### Work instructions
Give the count of lines containing the string "Temperature", with no other output.

### Input data

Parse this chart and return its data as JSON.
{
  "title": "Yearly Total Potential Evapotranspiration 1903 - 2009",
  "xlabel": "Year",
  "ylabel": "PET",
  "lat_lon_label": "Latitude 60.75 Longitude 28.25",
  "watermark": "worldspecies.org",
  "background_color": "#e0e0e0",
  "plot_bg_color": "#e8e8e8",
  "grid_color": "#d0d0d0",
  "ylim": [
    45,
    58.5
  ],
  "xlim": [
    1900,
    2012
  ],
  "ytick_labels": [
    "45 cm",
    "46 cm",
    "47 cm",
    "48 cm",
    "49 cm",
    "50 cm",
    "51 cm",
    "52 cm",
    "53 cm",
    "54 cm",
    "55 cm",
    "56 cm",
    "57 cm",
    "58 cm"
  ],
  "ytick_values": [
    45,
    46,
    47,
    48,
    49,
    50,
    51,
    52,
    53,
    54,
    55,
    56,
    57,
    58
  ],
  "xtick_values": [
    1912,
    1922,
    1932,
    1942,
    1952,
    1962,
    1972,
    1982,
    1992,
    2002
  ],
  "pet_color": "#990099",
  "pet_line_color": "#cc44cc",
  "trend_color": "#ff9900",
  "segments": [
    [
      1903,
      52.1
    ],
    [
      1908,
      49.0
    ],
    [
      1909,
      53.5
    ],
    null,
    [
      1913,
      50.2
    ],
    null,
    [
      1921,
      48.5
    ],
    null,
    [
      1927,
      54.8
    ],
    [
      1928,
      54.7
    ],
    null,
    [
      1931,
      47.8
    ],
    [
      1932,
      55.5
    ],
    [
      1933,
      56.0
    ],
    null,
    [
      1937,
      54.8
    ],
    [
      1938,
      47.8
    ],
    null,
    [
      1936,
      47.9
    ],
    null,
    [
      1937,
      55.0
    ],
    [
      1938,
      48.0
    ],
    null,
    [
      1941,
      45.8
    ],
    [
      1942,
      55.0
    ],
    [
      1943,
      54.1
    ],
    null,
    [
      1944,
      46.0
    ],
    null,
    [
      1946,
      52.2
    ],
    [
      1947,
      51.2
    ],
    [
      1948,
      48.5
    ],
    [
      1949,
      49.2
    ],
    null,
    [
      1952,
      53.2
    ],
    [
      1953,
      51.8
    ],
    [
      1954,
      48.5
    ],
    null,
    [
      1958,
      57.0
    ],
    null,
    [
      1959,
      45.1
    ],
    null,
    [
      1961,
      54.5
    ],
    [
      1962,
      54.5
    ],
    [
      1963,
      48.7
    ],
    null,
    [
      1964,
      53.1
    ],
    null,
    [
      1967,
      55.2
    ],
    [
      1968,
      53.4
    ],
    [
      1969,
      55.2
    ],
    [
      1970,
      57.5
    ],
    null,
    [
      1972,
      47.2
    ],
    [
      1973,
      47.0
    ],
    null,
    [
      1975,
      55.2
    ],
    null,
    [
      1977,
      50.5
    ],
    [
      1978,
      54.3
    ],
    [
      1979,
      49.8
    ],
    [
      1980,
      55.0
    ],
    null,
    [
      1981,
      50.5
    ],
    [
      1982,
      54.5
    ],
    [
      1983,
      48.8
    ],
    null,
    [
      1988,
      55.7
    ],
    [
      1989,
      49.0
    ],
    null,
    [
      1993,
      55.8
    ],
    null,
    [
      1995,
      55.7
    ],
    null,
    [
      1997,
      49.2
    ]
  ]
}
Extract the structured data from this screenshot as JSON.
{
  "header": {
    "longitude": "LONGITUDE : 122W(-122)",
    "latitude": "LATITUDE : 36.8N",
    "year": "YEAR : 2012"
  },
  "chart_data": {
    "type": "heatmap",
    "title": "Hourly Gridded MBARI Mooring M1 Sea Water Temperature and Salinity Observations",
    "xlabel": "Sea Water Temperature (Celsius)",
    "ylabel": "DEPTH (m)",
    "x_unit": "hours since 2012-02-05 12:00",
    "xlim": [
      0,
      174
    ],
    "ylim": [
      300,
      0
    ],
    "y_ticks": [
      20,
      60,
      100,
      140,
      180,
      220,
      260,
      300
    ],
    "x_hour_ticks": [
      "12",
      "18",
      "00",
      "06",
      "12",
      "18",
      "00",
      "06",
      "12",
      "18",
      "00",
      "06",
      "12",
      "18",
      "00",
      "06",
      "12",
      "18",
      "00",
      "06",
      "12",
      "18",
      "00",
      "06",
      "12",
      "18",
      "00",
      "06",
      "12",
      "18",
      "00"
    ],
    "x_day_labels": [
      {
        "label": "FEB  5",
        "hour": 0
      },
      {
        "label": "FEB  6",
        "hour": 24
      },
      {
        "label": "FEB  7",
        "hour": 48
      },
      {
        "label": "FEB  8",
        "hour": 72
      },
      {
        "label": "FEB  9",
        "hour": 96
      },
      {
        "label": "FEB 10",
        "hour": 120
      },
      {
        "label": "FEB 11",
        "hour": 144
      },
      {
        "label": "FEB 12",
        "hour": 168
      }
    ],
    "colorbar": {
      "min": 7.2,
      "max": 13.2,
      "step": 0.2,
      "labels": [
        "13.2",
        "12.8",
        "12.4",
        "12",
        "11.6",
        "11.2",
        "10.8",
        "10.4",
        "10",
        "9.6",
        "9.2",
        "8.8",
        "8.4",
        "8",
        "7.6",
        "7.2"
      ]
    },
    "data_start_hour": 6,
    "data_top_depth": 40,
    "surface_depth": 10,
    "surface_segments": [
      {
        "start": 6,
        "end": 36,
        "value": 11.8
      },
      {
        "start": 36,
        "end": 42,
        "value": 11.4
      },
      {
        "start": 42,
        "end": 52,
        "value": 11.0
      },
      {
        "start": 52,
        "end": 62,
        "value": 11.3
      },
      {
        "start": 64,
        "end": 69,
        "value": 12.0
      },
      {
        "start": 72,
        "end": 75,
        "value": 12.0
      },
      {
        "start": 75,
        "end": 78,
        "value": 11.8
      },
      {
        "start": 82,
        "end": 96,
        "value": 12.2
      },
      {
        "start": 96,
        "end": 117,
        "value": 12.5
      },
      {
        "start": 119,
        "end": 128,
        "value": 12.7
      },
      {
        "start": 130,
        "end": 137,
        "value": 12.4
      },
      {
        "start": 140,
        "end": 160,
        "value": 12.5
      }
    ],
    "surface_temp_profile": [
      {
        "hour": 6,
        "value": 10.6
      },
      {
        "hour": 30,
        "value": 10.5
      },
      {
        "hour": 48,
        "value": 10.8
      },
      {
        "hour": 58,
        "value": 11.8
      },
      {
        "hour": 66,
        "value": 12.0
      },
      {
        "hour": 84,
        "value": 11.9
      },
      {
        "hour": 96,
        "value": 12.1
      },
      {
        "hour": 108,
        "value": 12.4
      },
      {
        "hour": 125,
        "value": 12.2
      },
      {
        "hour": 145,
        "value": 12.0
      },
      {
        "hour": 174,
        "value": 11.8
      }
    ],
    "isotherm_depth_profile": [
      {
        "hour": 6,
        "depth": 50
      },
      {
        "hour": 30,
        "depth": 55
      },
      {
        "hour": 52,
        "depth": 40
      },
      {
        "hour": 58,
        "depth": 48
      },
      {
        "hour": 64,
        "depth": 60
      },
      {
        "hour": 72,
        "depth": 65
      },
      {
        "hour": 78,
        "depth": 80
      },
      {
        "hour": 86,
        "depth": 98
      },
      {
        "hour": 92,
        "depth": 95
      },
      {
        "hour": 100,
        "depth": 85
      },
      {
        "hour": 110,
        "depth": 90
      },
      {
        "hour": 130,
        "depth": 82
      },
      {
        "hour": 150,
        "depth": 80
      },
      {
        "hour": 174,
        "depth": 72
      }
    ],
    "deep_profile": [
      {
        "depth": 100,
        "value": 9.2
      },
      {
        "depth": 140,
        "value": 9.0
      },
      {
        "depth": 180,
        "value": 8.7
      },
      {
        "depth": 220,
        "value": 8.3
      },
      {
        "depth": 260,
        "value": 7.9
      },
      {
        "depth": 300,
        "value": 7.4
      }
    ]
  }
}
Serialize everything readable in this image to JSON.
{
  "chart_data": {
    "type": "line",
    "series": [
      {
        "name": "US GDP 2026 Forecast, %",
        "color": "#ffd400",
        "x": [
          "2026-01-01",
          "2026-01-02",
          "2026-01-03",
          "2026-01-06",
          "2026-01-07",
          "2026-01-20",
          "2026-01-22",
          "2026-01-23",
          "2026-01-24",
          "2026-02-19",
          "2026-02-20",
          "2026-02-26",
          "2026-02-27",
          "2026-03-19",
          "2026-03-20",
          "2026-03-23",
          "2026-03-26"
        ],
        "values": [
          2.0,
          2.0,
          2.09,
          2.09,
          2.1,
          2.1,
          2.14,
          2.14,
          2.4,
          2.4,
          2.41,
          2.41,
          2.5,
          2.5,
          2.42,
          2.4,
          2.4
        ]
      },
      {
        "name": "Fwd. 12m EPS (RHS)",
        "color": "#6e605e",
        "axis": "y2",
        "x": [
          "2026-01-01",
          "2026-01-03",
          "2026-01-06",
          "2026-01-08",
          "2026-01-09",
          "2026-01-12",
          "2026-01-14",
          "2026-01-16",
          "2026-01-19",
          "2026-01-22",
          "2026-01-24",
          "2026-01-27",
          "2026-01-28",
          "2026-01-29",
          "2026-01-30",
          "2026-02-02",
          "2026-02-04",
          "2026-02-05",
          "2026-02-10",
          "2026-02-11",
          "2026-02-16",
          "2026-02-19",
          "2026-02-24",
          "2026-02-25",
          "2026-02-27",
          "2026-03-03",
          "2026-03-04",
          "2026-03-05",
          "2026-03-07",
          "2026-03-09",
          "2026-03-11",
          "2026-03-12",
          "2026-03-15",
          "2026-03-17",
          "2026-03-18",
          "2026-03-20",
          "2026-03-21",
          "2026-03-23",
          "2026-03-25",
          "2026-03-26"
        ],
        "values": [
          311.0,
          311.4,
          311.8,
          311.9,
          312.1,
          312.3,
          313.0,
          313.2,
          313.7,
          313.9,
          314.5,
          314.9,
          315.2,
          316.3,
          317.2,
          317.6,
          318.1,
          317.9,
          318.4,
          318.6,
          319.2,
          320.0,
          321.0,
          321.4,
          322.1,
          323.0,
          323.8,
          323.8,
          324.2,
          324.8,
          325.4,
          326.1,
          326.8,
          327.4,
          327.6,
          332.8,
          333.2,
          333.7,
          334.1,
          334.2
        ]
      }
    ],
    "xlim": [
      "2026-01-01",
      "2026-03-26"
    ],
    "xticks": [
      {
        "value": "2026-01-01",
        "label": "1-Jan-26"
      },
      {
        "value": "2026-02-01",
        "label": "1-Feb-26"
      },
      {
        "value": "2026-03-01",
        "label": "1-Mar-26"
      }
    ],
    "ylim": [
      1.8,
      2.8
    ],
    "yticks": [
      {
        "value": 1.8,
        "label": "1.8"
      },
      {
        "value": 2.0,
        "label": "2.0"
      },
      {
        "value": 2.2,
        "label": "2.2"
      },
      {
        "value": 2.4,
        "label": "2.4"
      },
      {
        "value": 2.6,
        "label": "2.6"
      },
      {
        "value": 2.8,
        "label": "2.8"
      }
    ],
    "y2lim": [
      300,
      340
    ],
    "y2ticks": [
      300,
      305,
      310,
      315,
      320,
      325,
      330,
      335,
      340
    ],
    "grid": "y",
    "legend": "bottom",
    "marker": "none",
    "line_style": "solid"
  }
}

### Task solution
2